WORK TO DO: Work out the number of lines in the listing that include the string "this". Reply with that number alone.

MATERIAL PROVIDED:

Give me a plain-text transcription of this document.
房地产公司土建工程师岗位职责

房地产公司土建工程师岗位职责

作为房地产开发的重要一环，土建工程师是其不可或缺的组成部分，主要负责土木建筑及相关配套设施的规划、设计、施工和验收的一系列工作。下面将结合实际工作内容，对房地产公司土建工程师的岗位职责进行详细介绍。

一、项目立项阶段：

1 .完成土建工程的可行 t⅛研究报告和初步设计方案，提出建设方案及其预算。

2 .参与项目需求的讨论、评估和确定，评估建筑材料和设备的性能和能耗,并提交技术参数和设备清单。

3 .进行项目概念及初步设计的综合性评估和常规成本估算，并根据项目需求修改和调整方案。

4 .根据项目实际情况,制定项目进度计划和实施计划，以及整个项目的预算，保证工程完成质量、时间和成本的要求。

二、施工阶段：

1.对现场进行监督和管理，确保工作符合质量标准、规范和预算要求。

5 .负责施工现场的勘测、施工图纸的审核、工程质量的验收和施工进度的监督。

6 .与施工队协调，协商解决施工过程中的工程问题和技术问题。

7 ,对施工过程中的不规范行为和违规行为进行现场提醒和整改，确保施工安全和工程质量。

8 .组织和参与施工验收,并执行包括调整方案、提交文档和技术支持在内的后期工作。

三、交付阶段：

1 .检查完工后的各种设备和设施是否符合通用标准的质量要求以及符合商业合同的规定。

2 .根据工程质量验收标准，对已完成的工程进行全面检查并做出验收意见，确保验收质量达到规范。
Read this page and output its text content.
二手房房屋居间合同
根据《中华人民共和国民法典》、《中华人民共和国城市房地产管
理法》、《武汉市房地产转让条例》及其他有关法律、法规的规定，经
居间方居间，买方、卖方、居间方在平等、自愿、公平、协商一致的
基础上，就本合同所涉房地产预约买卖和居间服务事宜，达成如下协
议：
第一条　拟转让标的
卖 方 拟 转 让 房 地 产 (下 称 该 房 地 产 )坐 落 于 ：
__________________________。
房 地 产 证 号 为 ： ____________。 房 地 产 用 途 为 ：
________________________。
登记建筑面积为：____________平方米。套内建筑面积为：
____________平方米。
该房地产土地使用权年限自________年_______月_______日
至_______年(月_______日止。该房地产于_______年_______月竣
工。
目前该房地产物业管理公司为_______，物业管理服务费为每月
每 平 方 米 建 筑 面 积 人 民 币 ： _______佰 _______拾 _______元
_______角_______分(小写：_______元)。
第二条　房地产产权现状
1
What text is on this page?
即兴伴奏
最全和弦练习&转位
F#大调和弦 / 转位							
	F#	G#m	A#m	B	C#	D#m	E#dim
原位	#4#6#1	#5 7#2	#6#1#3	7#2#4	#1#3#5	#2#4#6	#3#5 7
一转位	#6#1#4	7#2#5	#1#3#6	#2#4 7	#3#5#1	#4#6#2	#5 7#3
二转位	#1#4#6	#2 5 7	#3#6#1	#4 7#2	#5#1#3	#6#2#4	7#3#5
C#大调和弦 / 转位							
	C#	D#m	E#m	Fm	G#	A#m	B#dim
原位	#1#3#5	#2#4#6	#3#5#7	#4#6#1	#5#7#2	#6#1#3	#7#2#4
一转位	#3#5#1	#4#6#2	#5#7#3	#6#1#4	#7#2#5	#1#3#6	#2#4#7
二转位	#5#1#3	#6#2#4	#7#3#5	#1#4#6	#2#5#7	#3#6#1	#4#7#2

EXPECTED OUTPUT: 3